=== Page text ===

23. The apparatus of claim 22 wherein the first single command and the second single command are received from outside the application-specific integrated circuit.
24. The apparatus of claim 16 wherein the first sum-of-products engine receives its input from a memory read, and wherein the second sum-of-products engine receives its input from the same memory read.
25. A method for use with a storage adapter, the method comprising the steps of:
reading N inputs from memory, N being at least one, and for each of the N inputs read from memory:
performing a part of a first redundancy calculation with respect to the each of the N inputs read from memory, the part of the first redundancy calculation comprising performing a finite-field multiply with respect to a respective constant, and XORing the finite-field product with any previous part of the first redundancy calculation;
performing a part of a second redundancy calculation with respect to the each of the N inputs read from memory, the part of the second redundancy calculation comprising performing a finite-field multiply with respect to a respective constant, and XORing the finite-field product with any previous part of the second redundancy calculation;
repeating the reading step, the performing-a-part-of-a-first-redundancy-calculation step, and the performing-a-part-of-a-second-redundancy-calculation step, until all of the N reads have been done and the first and second redundancy calculations have been completed; and
writing a result of the first redundancy calculation to memory;
writing a result of the second redundancy calculation to memory;
whereby the total number of memory reads and writes is only N+2.

=== Extracted records ===

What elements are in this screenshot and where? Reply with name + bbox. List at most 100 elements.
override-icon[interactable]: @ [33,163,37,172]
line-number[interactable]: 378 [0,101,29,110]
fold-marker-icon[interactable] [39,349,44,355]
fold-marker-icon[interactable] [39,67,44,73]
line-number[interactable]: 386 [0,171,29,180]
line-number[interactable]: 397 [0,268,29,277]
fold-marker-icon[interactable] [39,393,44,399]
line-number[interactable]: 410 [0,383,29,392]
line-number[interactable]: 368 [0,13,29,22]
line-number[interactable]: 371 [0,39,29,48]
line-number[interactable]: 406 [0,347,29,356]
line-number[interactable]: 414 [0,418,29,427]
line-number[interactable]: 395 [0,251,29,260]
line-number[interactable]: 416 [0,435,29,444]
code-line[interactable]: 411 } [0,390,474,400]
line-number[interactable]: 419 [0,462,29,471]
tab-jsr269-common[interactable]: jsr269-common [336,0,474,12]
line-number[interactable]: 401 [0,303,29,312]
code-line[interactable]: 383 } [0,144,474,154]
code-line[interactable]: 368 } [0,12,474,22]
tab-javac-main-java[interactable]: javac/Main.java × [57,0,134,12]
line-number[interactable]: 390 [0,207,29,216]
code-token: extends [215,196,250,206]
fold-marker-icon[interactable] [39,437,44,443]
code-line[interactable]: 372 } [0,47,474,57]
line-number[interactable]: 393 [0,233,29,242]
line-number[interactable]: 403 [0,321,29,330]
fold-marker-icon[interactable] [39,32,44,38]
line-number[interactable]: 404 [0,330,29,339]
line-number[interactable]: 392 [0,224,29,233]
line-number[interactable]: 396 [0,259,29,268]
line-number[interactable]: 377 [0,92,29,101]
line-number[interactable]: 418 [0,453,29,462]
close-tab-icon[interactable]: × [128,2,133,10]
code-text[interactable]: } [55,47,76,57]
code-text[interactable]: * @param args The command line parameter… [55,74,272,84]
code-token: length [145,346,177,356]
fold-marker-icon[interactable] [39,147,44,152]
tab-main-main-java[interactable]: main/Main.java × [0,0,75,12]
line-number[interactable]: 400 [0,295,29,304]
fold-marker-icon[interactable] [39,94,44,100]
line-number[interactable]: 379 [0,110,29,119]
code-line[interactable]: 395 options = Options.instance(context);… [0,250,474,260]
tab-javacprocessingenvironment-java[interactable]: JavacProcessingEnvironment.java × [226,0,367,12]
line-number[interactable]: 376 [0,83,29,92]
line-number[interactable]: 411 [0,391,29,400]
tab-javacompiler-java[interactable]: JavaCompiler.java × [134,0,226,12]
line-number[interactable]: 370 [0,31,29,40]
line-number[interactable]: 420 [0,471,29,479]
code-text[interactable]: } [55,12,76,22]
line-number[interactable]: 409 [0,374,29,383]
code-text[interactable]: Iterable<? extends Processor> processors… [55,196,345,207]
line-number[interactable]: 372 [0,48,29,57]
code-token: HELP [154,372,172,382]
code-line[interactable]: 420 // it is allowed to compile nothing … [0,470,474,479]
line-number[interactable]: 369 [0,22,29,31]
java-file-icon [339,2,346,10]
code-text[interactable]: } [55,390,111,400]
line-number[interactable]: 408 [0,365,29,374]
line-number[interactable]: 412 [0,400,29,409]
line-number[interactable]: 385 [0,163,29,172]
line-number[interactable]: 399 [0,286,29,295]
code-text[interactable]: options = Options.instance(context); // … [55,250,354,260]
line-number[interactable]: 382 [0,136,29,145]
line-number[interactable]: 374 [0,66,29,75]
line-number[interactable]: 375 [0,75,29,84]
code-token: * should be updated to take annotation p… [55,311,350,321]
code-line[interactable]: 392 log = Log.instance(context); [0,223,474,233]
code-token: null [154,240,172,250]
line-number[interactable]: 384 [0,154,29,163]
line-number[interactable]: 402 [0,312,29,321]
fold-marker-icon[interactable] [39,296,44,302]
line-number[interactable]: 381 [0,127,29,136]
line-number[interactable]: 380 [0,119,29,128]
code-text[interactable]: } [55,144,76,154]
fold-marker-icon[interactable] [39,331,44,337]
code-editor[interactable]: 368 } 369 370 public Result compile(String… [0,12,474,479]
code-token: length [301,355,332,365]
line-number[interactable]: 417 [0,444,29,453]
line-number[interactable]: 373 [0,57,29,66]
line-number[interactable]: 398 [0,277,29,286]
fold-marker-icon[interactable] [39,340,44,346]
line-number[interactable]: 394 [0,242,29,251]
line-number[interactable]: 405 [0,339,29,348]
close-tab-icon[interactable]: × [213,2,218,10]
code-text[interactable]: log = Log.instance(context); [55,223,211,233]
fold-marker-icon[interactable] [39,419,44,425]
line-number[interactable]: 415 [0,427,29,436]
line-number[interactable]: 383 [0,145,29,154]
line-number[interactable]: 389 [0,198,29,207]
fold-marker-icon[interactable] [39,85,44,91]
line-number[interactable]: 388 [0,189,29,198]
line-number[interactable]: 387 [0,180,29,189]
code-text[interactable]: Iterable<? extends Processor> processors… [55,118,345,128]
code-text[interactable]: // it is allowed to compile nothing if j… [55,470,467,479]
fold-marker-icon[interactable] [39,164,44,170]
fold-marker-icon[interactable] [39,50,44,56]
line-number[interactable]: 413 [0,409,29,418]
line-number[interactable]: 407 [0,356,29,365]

===

◆ **Goal A**
List the steps of the method in claim 25 of the storage-adapter claims.
◆ **Goal B**
Extend the storage-adapter claims past their final line.

◆ **Response A**
1. Reading N inputs from memory, N being at least one.
2. For each input, performing a part of a first redundancy calculation.
3. For each input, performing a part of a second redundancy calculation.
4. Repeating the reading step and both performing steps until all N reads are done and both redundancy calculations are complete.
5. Writing a result of the first redundancy calculation to memory.
6. Writing a result of the second redundancy calculation to memory.

◆ **Response B**
26. A method for use with a storage adapter, the method comprising the steps of:
reading N inputs from memory, N being at least one, and for each of the N inputs read from memory:
performing a part of a first redundancy calculation with respect to the each of the N inputs read from memory, the part of the first redundancy calculation comprising performing a finite-field multiply with respect to a respective constant, and XORing the finite-field product with any previous part of the first redundancy calculation;
performing a part of a second redundancy calculation with respect to the each of the N inputs read from memory, the part of the second redundancy calculation comprising performing a finite-field multiply with respect to a respective constant, and XORing the finite-field product with any previous part of the second redundancy calculation;
repeating the reading step, the performing-a-part-of-a-first-redundancy-calculation step, and the performing-a-part-of-a-second-redundancy-calculation step, until all of the N reads have been done and the first and second redundancy calculations have been completed; and
writing a result of the first redundancy calculation to memory;
writing a result of the second redundancy calculation to memory;
the first and second redundancy calculations performed in parallel.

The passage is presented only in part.